** Dataset **

= = = = = = =

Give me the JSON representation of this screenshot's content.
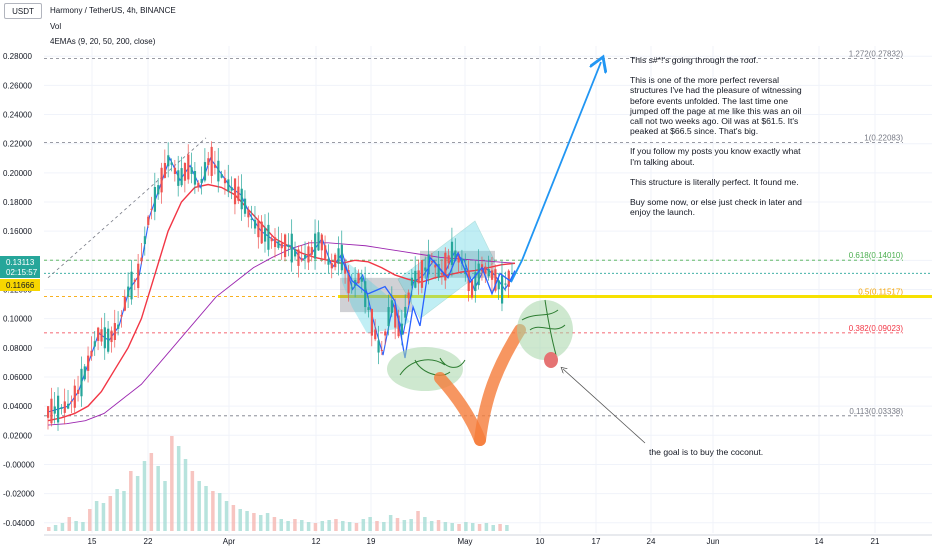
{
  "header": {
    "symbol_box": "USDT",
    "title": "Harmony / TetherUS, 4h, BINANCE",
    "vol_label": "Vol",
    "ema_label": "4EMAs (9, 20, 50, 200, close)"
  },
  "price_tags": {
    "current_price": "0.13113",
    "countdown": "02:15:57",
    "yellow_price": "0.11666",
    "current_color": "#26a69a",
    "yellow_color": "#f7d600"
  },
  "annotations": {
    "note_paragraphs": [
      "This s#*!'s going through the roof.",
      "This is one of the more perfect reversal structures I've had the pleasure of witnessing before events unfolded. The last time one jumped off the page at me like this was an oil call not two weeks ago. Oil was at $61.5. It's peaked at $66.5 since. That's big.",
      "If you follow my posts you know exactly what I'm talking about.",
      "This structure is literally perfect. It found me.",
      "Buy some now, or else just check in later and enjoy the launch."
    ],
    "goal_text": "the goal is to buy the coconut."
  },
  "colors": {
    "price_line": "#2962ff",
    "ema_red": "#f23645",
    "ema_purple": "#9c27b0",
    "fib_color": "#9598a1",
    "up_candle": "#26a69a",
    "down_candle": "#ef5350",
    "arrow_blue": "#2196f3",
    "orange_stroke": "#f57c3a",
    "tree_green": "#4caf50"
  },
  "chart_data": {
    "type": "line",
    "title": "Harmony / TetherUS, 4h, BINANCE",
    "y_ticks": [
      0.28,
      0.26,
      0.24,
      0.22,
      0.2,
      0.18,
      0.16,
      0.14,
      0.12,
      0.1,
      0.08,
      0.06,
      0.04,
      0.02,
      -0.0,
      -0.02,
      -0.04
    ],
    "y_tick_labels": [
      "0.28000",
      "0.26000",
      "0.24000",
      "0.22000",
      "0.20000",
      "0.18000",
      "0.16000",
      "0.14000",
      "0.12000",
      "0.10000",
      "0.08000",
      "0.06000",
      "0.04000",
      "0.02000",
      "-0.00000",
      "-0.02000",
      "-0.04000"
    ],
    "ylim": [
      -0.047,
      0.287
    ],
    "x_tick_labels": [
      "15",
      "22",
      "Apr",
      "12",
      "19",
      "May",
      "10",
      "17",
      "24",
      "Jun",
      "14",
      "21"
    ],
    "fib_levels": [
      {
        "label": "1.272(0.27832)",
        "value": 0.27832
      },
      {
        "label": "1(0.22083)",
        "value": 0.22083
      },
      {
        "label": "0.618(0.14010)",
        "value": 0.1401
      },
      {
        "label": "0.5(0.11517)",
        "value": 0.11517
      },
      {
        "label": "0.382(0.09023)",
        "value": 0.09023
      },
      {
        "label": "0.113(0.03338)",
        "value": 0.03338
      }
    ],
    "series": [
      {
        "values": [
          0.036,
          0.038,
          0.04,
          0.05,
          0.07,
          0.09,
          0.085,
          0.095,
          0.12,
          0.13,
          0.17,
          0.19,
          0.21,
          0.195,
          0.205,
          0.19,
          0.21,
          0.2,
          0.19,
          0.185,
          0.17,
          0.16,
          0.155,
          0.15,
          0.15,
          0.14,
          0.145,
          0.155,
          0.135,
          0.145,
          0.12,
          0.13,
          0.1,
          0.075,
          0.11,
          0.09,
          0.125,
          0.13,
          0.14,
          0.13,
          0.145,
          0.14,
          0.12,
          0.135,
          0.13,
          0.12,
          0.131
        ]
      },
      {
        "values": [
          0.03,
          0.032,
          0.035,
          0.04,
          0.05,
          0.065,
          0.08,
          0.1,
          0.13,
          0.16,
          0.18,
          0.19,
          0.192,
          0.19,
          0.185,
          0.175,
          0.165,
          0.155,
          0.15,
          0.145,
          0.142,
          0.14,
          0.138,
          0.14,
          0.139,
          0.135,
          0.13,
          0.127,
          0.125,
          0.128,
          0.13,
          0.132,
          0.133,
          0.135,
          0.137,
          0.138
        ]
      },
      {
        "values": [
          0.027,
          0.028,
          0.03,
          0.035,
          0.045,
          0.055,
          0.07,
          0.085,
          0.1,
          0.115,
          0.125,
          0.135,
          0.142,
          0.148,
          0.152,
          0.152,
          0.151,
          0.15,
          0.148,
          0.146,
          0.144,
          0.142,
          0.141,
          0.14,
          0.139,
          0.138
        ]
      }
    ]
  }
}
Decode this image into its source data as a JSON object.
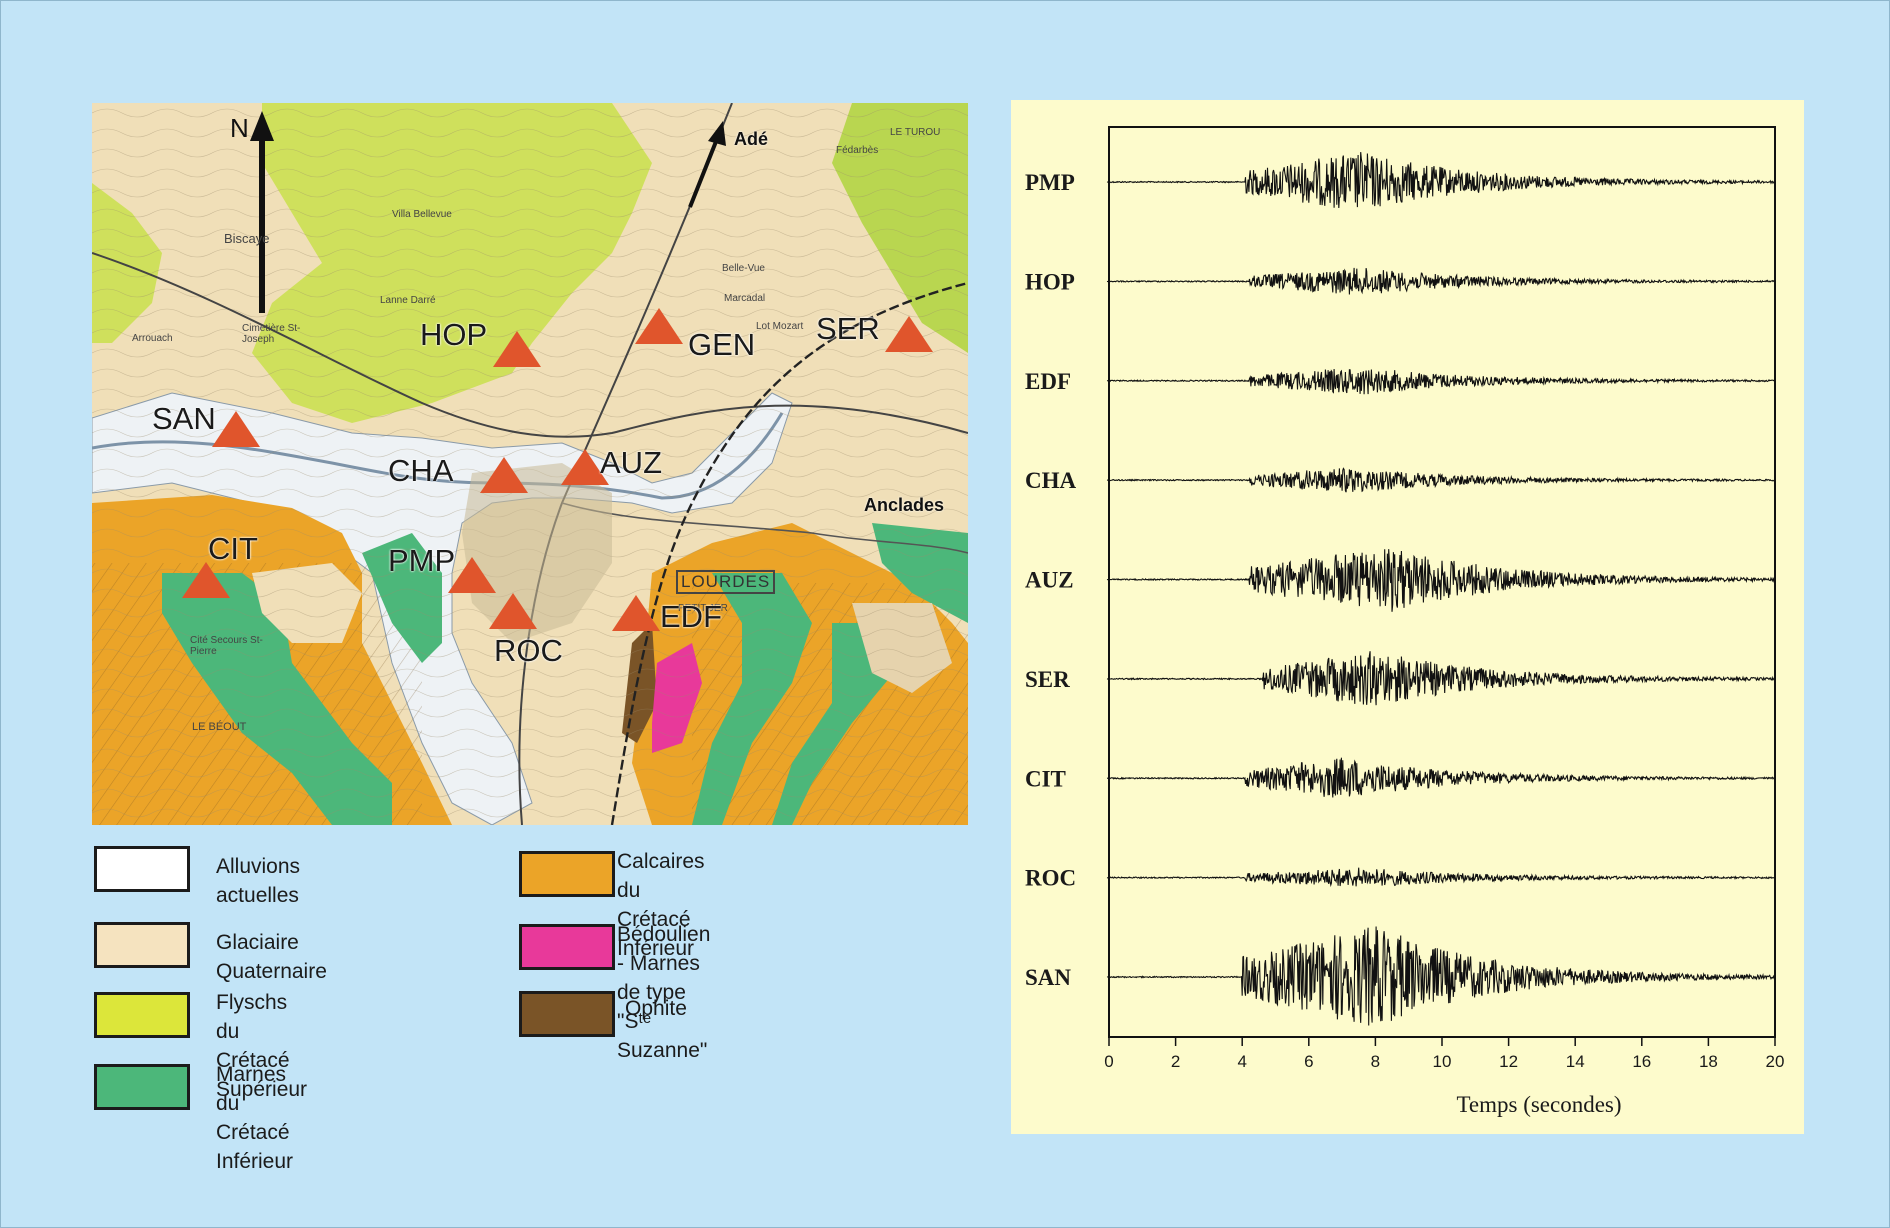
{
  "map": {
    "north_label": "N",
    "places": {
      "ade": "Adé",
      "anclades": "Anclades",
      "lourdes": "LOURDES"
    },
    "topo_names": [
      "Biscaye",
      "Lanne Darré",
      "Villa Bellevue",
      "Belle-Vue",
      "Marcadal",
      "Lot Mozart",
      "Cité Secours St-Pierre",
      "LE BÉOUT",
      "PETIT JER",
      "LE TUROU",
      "Arrouach",
      "Cimetière St-Joseph",
      "Fédarbès"
    ],
    "stations": [
      {
        "name": "HOP",
        "marker": "triangle"
      },
      {
        "name": "GEN",
        "marker": "triangle"
      },
      {
        "name": "SER",
        "marker": "triangle"
      },
      {
        "name": "SAN",
        "marker": "triangle"
      },
      {
        "name": "CHA",
        "marker": "triangle"
      },
      {
        "name": "AUZ",
        "marker": "triangle"
      },
      {
        "name": "CIT",
        "marker": "triangle"
      },
      {
        "name": "PMP",
        "marker": "triangle"
      },
      {
        "name": "ROC",
        "marker": "triangle"
      },
      {
        "name": "EDF",
        "marker": "triangle"
      }
    ],
    "station_color": "#e0552c"
  },
  "legend": [
    {
      "label": "Alluvions actuelles",
      "color": "#ffffff"
    },
    {
      "label": "Glaciaire Quaternaire",
      "color": "#f5e3bf"
    },
    {
      "label": "Flyschs du Crétacé\nSupérieur",
      "color": "#dce63a"
    },
    {
      "label": "Marnes du Crétacé\nInférieur",
      "color": "#4cb77a"
    },
    {
      "label": "Calcaires du Crétacé\nInférieur",
      "color": "#eba428"
    },
    {
      "label": "Bédoulien - Marnes de type\n\"Sᵗᵉ Suzanne\"",
      "color": "#e8399a"
    },
    {
      "label": "Ophite",
      "color": "#7a5427"
    }
  ],
  "chart_data": {
    "type": "line",
    "xlabel": "Temps (secondes)",
    "xlim": [
      0,
      20
    ],
    "xticks": [
      0,
      2,
      4,
      6,
      8,
      10,
      12,
      14,
      16,
      18,
      20
    ],
    "series": [
      {
        "name": "PMP",
        "onset_s": 4.1,
        "peak_s": 7.6,
        "relative_amplitude": 0.55
      },
      {
        "name": "HOP",
        "onset_s": 4.2,
        "peak_s": 7.6,
        "relative_amplitude": 0.2
      },
      {
        "name": "EDF",
        "onset_s": 4.2,
        "peak_s": 7.6,
        "relative_amplitude": 0.2
      },
      {
        "name": "CHA",
        "onset_s": 4.2,
        "peak_s": 7.2,
        "relative_amplitude": 0.18
      },
      {
        "name": "AUZ",
        "onset_s": 4.2,
        "peak_s": 8.5,
        "relative_amplitude": 0.6
      },
      {
        "name": "SER",
        "onset_s": 4.6,
        "peak_s": 8.0,
        "relative_amplitude": 0.5
      },
      {
        "name": "CIT",
        "onset_s": 4.1,
        "peak_s": 7.0,
        "relative_amplitude": 0.35
      },
      {
        "name": "ROC",
        "onset_s": 4.1,
        "peak_s": 7.6,
        "relative_amplitude": 0.12
      },
      {
        "name": "SAN",
        "onset_s": 4.0,
        "peak_s": 8.0,
        "relative_amplitude": 1.0
      }
    ],
    "trace_color": "#111111",
    "background": "#fdfbcc"
  }
}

= = = = = = =

** Exercise prompt **
From the listing, extract all text exactly as given and drop any picture.

** Answer **
Give me the JSON representation of this screenshot's content.
{
  "header": {
    "symbol_box": "USDT",
    "title": "Harmony / TetherUS, 4h, BINANCE",
    "vol_label": "Vol",
    "ema_label": "4EMAs (9, 20, 50, 200, close)"
  },
  "price_tags": {
    "current_price": "0.13113",
    "countdown": "02:15:57",
    "yellow_price": "0.11666",
    "current_color": "#26a69a",
    "yellow_color": "#f7d600"
  },
  "annotations": {
    "note_paragraphs": [
      "This s#*!'s going through the roof.",
      "This is one of the more perfect reversal structures I've had the pleasure of witnessing before events unfolded. The last time one jumped off the page at me like this was an oil call not two weeks ago. Oil was at $61.5. It's peaked at $66.5 since. That's big.",
      "If you follow my posts you know exactly what I'm talking about.",
      "This structure is literally perfect. It found me.",
      "Buy some now, or else just check in later and enjoy the launch."
    ],
    "goal_text": "the goal is to buy the coconut."
  },
  "colors": {
    "price_line": "#2962ff",
    "ema_red": "#f23645",
    "ema_purple": "#9c27b0",
    "fib_color": "#9598a1",
    "up_candle": "#26a69a",
    "down_candle": "#ef5350",
    "arrow_blue": "#2196f3",
    "orange_stroke": "#f57c3a",
    "tree_green": "#4caf50"
  },
  "chart_data": {
    "type": "line",
    "title": "Harmony / TetherUS, 4h, BINANCE",
    "y_ticks": [
      0.28,
      0.26,
      0.24,
      0.22,
      0.2,
      0.18,
      0.16,
      0.14,
      0.12,
      0.1,
      0.08,
      0.06,
      0.04,
      0.02,
      -0.0,
      -0.02,
      -0.04
    ],
    "y_tick_labels": [
      "0.28000",
      "0.26000",
      "0.24000",
      "0.22000",
      "0.20000",
      "0.18000",
      "0.16000",
      "0.14000",
      "0.12000",
      "0.10000",
      "0.08000",
      "0.06000",
      "0.04000",
      "0.02000",
      "-0.00000",
      "-0.02000",
      "-0.04000"
    ],
    "ylim": [
      -0.047,
      0.287
    ],
    "x_tick_labels": [
      "15",
      "22",
      "Apr",
      "12",
      "19",
      "May",
      "10",
      "17",
      "24",
      "Jun",
      "14",
      "21"
    ],
    "fib_levels": [
      {
        "label": "1.272(0.27832)",
        "value": 0.27832
      },
      {
        "label": "1(0.22083)",
        "value": 0.22083
      },
      {
        "label": "0.618(0.14010)",
        "value": 0.1401
      },
      {
        "label": "0.5(0.11517)",
        "value": 0.11517
      },
      {
        "label": "0.382(0.09023)",
        "value": 0.09023
      },
      {
        "label": "0.113(0.03338)",
        "value": 0.03338
      }
    ],
    "series": [
      {
        "values": [
          0.036,
          0.038,
          0.04,
          0.05,
          0.07,
          0.09,
          0.085,
          0.095,
          0.12,
          0.13,
          0.17,
          0.19,
          0.21,
          0.195,
          0.205,
          0.19,
          0.21,
          0.2,
          0.19,
          0.185,
          0.17,
          0.16,
          0.155,
          0.15,
          0.15,
          0.14,
          0.145,
          0.155,
          0.135,
          0.145,
          0.12,
          0.13,
          0.1,
          0.075,
          0.11,
          0.09,
          0.125,
          0.13,
          0.14,
          0.13,
          0.145,
          0.14,
          0.12,
          0.135,
          0.13,
          0.12,
          0.131
        ]
      },
      {
        "values": [
          0.03,
          0.032,
          0.035,
          0.04,
          0.05,
          0.065,
          0.08,
          0.1,
          0.13,
          0.16,
          0.18,
          0.19,
          0.192,
          0.19,
          0.185,
          0.175,
          0.165,
          0.155,
          0.15,
          0.145,
          0.142,
          0.14,
          0.138,
          0.14,
          0.139,
          0.135,
          0.13,
          0.127,
          0.125,
          0.128,
          0.13,
          0.132,
          0.133,
          0.135,
          0.137,
          0.138
        ]
      },
      {
        "values": [
          0.027,
          0.028,
          0.03,
          0.035,
          0.045,
          0.055,
          0.07,
          0.085,
          0.1,
          0.115,
          0.125,
          0.135,
          0.142,
          0.148,
          0.152,
          0.152,
          0.151,
          0.15,
          0.148,
          0.146,
          0.144,
          0.142,
          0.141,
          0.14,
          0.139,
          0.138
        ]
      }
    ]
  }
}
Decode this image into its source data as a JSON object.
{
  "map": {
    "north_label": "N",
    "places": {
      "ade": "Adé",
      "anclades": "Anclades",
      "lourdes": "LOURDES"
    },
    "topo_names": [
      "Biscaye",
      "Lanne Darré",
      "Villa Bellevue",
      "Belle-Vue",
      "Marcadal",
      "Lot Mozart",
      "Cité Secours St-Pierre",
      "LE BÉOUT",
      "PETIT JER",
      "LE TUROU",
      "Arrouach",
      "Cimetière St-Joseph",
      "Fédarbès"
    ],
    "stations": [
      {
        "name": "HOP",
        "marker": "triangle"
      },
      {
        "name": "GEN",
        "marker": "triangle"
      },
      {
        "name": "SER",
        "marker": "triangle"
      },
      {
        "name": "SAN",
        "marker": "triangle"
      },
      {
        "name": "CHA",
        "marker": "triangle"
      },
      {
        "name": "AUZ",
        "marker": "triangle"
      },
      {
        "name": "CIT",
        "marker": "triangle"
      },
      {
        "name": "PMP",
        "marker": "triangle"
      },
      {
        "name": "ROC",
        "marker": "triangle"
      },
      {
        "name": "EDF",
        "marker": "triangle"
      }
    ],
    "station_color": "#e0552c"
  },
  "legend": [
    {
      "label": "Alluvions actuelles",
      "color": "#ffffff"
    },
    {
      "label": "Glaciaire Quaternaire",
      "color": "#f5e3bf"
    },
    {
      "label": "Flyschs du Crétacé\nSupérieur",
      "color": "#dce63a"
    },
    {
      "label": "Marnes du Crétacé\nInférieur",
      "color": "#4cb77a"
    },
    {
      "label": "Calcaires du Crétacé\nInférieur",
      "color": "#eba428"
    },
    {
      "label": "Bédoulien - Marnes de type\n\"Sᵗᵉ Suzanne\"",
      "color": "#e8399a"
    },
    {
      "label": "Ophite",
      "color": "#7a5427"
    }
  ],
  "chart_data": {
    "type": "line",
    "xlabel": "Temps (secondes)",
    "xlim": [
      0,
      20
    ],
    "xticks": [
      0,
      2,
      4,
      6,
      8,
      10,
      12,
      14,
      16,
      18,
      20
    ],
    "series": [
      {
        "name": "PMP",
        "onset_s": 4.1,
        "peak_s": 7.6,
        "relative_amplitude": 0.55
      },
      {
        "name": "HOP",
        "onset_s": 4.2,
        "peak_s": 7.6,
        "relative_amplitude": 0.2
      },
      {
        "name": "EDF",
        "onset_s": 4.2,
        "peak_s": 7.6,
        "relative_amplitude": 0.2
      },
      {
        "name": "CHA",
        "onset_s": 4.2,
        "peak_s": 7.2,
        "relative_amplitude": 0.18
      },
      {
        "name": "AUZ",
        "onset_s": 4.2,
        "peak_s": 8.5,
        "relative_amplitude": 0.6
      },
      {
        "name": "SER",
        "onset_s": 4.6,
        "peak_s": 8.0,
        "relative_amplitude": 0.5
      },
      {
        "name": "CIT",
        "onset_s": 4.1,
        "peak_s": 7.0,
        "relative_amplitude": 0.35
      },
      {
        "name": "ROC",
        "onset_s": 4.1,
        "peak_s": 7.6,
        "relative_amplitude": 0.12
      },
      {
        "name": "SAN",
        "onset_s": 4.0,
        "peak_s": 8.0,
        "relative_amplitude": 1.0
      }
    ],
    "trace_color": "#111111",
    "background": "#fdfbcc"
  }
}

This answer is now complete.